-- Start MATERIAL PROVIDED --

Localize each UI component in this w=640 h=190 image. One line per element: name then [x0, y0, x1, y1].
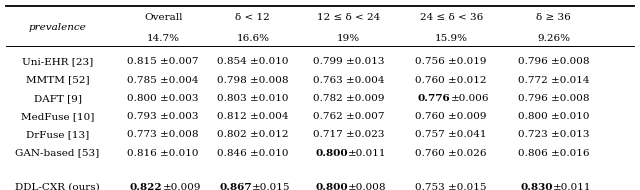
Text: ±0.011: ±0.011: [348, 149, 387, 158]
Text: 15.9%: 15.9%: [435, 34, 468, 43]
Text: Overall: Overall: [144, 13, 182, 21]
Text: 24 ≤ δ < 36: 24 ≤ δ < 36: [420, 13, 483, 21]
Text: 9.26%: 9.26%: [537, 34, 570, 43]
Text: 0.798 ±0.008: 0.798 ±0.008: [217, 76, 289, 85]
Text: 0.822: 0.822: [130, 183, 163, 190]
Text: ±0.006: ±0.006: [451, 94, 489, 103]
Text: DAFT [9]: DAFT [9]: [33, 94, 82, 103]
Text: 0.760 ±0.009: 0.760 ±0.009: [415, 112, 487, 121]
Text: MedFuse [10]: MedFuse [10]: [21, 112, 94, 121]
Text: MMTM [52]: MMTM [52]: [26, 76, 90, 85]
Text: δ ≥ 36: δ ≥ 36: [536, 13, 571, 21]
Text: ±0.009: ±0.009: [163, 183, 201, 190]
Text: 0.796 ±0.008: 0.796 ±0.008: [518, 57, 589, 66]
Text: 19%: 19%: [337, 34, 360, 43]
Text: 0.802 ±0.012: 0.802 ±0.012: [217, 130, 289, 139]
Text: ±0.008: ±0.008: [348, 183, 387, 190]
Text: 0.867: 0.867: [220, 183, 252, 190]
Text: 0.782 ±0.009: 0.782 ±0.009: [313, 94, 385, 103]
Text: ±0.011: ±0.011: [553, 183, 591, 190]
Text: 0.800: 0.800: [316, 183, 348, 190]
Text: GAN-based [53]: GAN-based [53]: [15, 149, 100, 158]
Text: 0.723 ±0.013: 0.723 ±0.013: [518, 130, 589, 139]
Text: 0.793 ±0.003: 0.793 ±0.003: [127, 112, 199, 121]
Text: 0.854 ±0.010: 0.854 ±0.010: [217, 57, 289, 66]
Text: 0.816 ±0.010: 0.816 ±0.010: [127, 149, 199, 158]
Text: 0.830: 0.830: [520, 183, 553, 190]
Text: 0.773 ±0.008: 0.773 ±0.008: [127, 130, 199, 139]
Text: 0.796 ±0.008: 0.796 ±0.008: [518, 94, 589, 103]
Text: 0.757 ±0.041: 0.757 ±0.041: [415, 130, 487, 139]
Text: 0.800 ±0.003: 0.800 ±0.003: [127, 94, 199, 103]
Text: ±0.015: ±0.015: [252, 183, 291, 190]
Text: 0.803 ±0.010: 0.803 ±0.010: [217, 94, 289, 103]
Text: 0.760 ±0.012: 0.760 ±0.012: [415, 76, 487, 85]
Text: 0.756 ±0.019: 0.756 ±0.019: [415, 57, 487, 66]
Text: 0.846 ±0.010: 0.846 ±0.010: [217, 149, 289, 158]
Text: 0.717 ±0.023: 0.717 ±0.023: [313, 130, 385, 139]
Text: 0.815 ±0.007: 0.815 ±0.007: [127, 57, 199, 66]
Text: DDL-CXR (ours): DDL-CXR (ours): [15, 183, 100, 190]
Text: 0.772 ±0.014: 0.772 ±0.014: [518, 76, 589, 85]
Text: 0.762 ±0.007: 0.762 ±0.007: [313, 112, 385, 121]
Text: 0.812 ±0.004: 0.812 ±0.004: [217, 112, 289, 121]
Text: 0.776: 0.776: [418, 94, 451, 103]
Text: 0.799 ±0.013: 0.799 ±0.013: [313, 57, 385, 66]
Text: DrFuse [13]: DrFuse [13]: [26, 130, 89, 139]
Text: Uni-EHR [23]: Uni-EHR [23]: [22, 57, 93, 66]
Text: 16.6%: 16.6%: [236, 34, 269, 43]
Text: 0.800: 0.800: [316, 149, 348, 158]
Text: 0.753 ±0.015: 0.753 ±0.015: [415, 183, 487, 190]
Text: 0.763 ±0.004: 0.763 ±0.004: [313, 76, 385, 85]
Text: 0.760 ±0.026: 0.760 ±0.026: [415, 149, 487, 158]
Text: δ < 12: δ < 12: [236, 13, 270, 21]
Text: 0.806 ±0.016: 0.806 ±0.016: [518, 149, 589, 158]
Text: 14.7%: 14.7%: [147, 34, 180, 43]
Text: 0.785 ±0.004: 0.785 ±0.004: [127, 76, 199, 85]
Text: 0.800 ±0.010: 0.800 ±0.010: [518, 112, 589, 121]
Text: 12 ≤ δ < 24: 12 ≤ δ < 24: [317, 13, 380, 21]
Text: prevalence: prevalence: [29, 23, 86, 32]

-- End MATERIAL PROVIDED --

• REQUEST: Reproduce every line of the records above character for character, omitting the pictures.

• RESPONSE BELOW:
Localize each UI component in this w=640 h=190 image. One line per element: name then [x0, y0, x1, y1].
Text: ±0.011: ±0.011: [348, 149, 387, 158]
Text: 15.9%: 15.9%: [435, 34, 468, 43]
Text: Overall: Overall: [144, 13, 182, 21]
Text: 24 ≤ δ < 36: 24 ≤ δ < 36: [420, 13, 483, 21]
Text: 9.26%: 9.26%: [537, 34, 570, 43]
Text: 0.798 ±0.008: 0.798 ±0.008: [217, 76, 289, 85]
Text: 0.822: 0.822: [130, 183, 163, 190]
Text: ±0.006: ±0.006: [451, 94, 489, 103]
Text: DAFT [9]: DAFT [9]: [33, 94, 82, 103]
Text: 0.760 ±0.009: 0.760 ±0.009: [415, 112, 487, 121]
Text: MedFuse [10]: MedFuse [10]: [21, 112, 94, 121]
Text: MMTM [52]: MMTM [52]: [26, 76, 90, 85]
Text: δ ≥ 36: δ ≥ 36: [536, 13, 571, 21]
Text: ±0.009: ±0.009: [163, 183, 201, 190]
Text: 0.796 ±0.008: 0.796 ±0.008: [518, 57, 589, 66]
Text: 19%: 19%: [337, 34, 360, 43]
Text: 0.802 ±0.012: 0.802 ±0.012: [217, 130, 289, 139]
Text: ±0.008: ±0.008: [348, 183, 387, 190]
Text: 0.867: 0.867: [220, 183, 252, 190]
Text: 0.782 ±0.009: 0.782 ±0.009: [313, 94, 385, 103]
Text: ±0.011: ±0.011: [553, 183, 591, 190]
Text: 0.800: 0.800: [316, 183, 348, 190]
Text: GAN-based [53]: GAN-based [53]: [15, 149, 100, 158]
Text: 0.723 ±0.013: 0.723 ±0.013: [518, 130, 589, 139]
Text: 0.793 ±0.003: 0.793 ±0.003: [127, 112, 199, 121]
Text: 0.854 ±0.010: 0.854 ±0.010: [217, 57, 289, 66]
Text: 0.816 ±0.010: 0.816 ±0.010: [127, 149, 199, 158]
Text: 0.830: 0.830: [520, 183, 553, 190]
Text: 0.773 ±0.008: 0.773 ±0.008: [127, 130, 199, 139]
Text: 0.796 ±0.008: 0.796 ±0.008: [518, 94, 589, 103]
Text: 0.757 ±0.041: 0.757 ±0.041: [415, 130, 487, 139]
Text: 0.800 ±0.003: 0.800 ±0.003: [127, 94, 199, 103]
Text: ±0.015: ±0.015: [252, 183, 291, 190]
Text: 0.803 ±0.010: 0.803 ±0.010: [217, 94, 289, 103]
Text: 0.760 ±0.012: 0.760 ±0.012: [415, 76, 487, 85]
Text: 0.756 ±0.019: 0.756 ±0.019: [415, 57, 487, 66]
Text: 0.846 ±0.010: 0.846 ±0.010: [217, 149, 289, 158]
Text: 0.717 ±0.023: 0.717 ±0.023: [313, 130, 385, 139]
Text: 0.815 ±0.007: 0.815 ±0.007: [127, 57, 199, 66]
Text: DDL-CXR (ours): DDL-CXR (ours): [15, 183, 100, 190]
Text: 0.772 ±0.014: 0.772 ±0.014: [518, 76, 589, 85]
Text: 0.762 ±0.007: 0.762 ±0.007: [313, 112, 385, 121]
Text: 0.812 ±0.004: 0.812 ±0.004: [217, 112, 289, 121]
Text: 0.776: 0.776: [418, 94, 451, 103]
Text: 0.799 ±0.013: 0.799 ±0.013: [313, 57, 385, 66]
Text: DrFuse [13]: DrFuse [13]: [26, 130, 89, 139]
Text: Uni-EHR [23]: Uni-EHR [23]: [22, 57, 93, 66]
Text: 16.6%: 16.6%: [236, 34, 269, 43]
Text: 0.800: 0.800: [316, 149, 348, 158]
Text: 0.753 ±0.015: 0.753 ±0.015: [415, 183, 487, 190]
Text: 0.763 ±0.004: 0.763 ±0.004: [313, 76, 385, 85]
Text: 0.760 ±0.026: 0.760 ±0.026: [415, 149, 487, 158]
Text: δ < 12: δ < 12: [236, 13, 270, 21]
Text: 0.806 ±0.016: 0.806 ±0.016: [518, 149, 589, 158]
Text: 14.7%: 14.7%: [147, 34, 180, 43]
Text: 0.785 ±0.004: 0.785 ±0.004: [127, 76, 199, 85]
Text: 0.800 ±0.010: 0.800 ±0.010: [518, 112, 589, 121]
Text: 12 ≤ δ < 24: 12 ≤ δ < 24: [317, 13, 380, 21]
Text: prevalence: prevalence: [29, 23, 86, 32]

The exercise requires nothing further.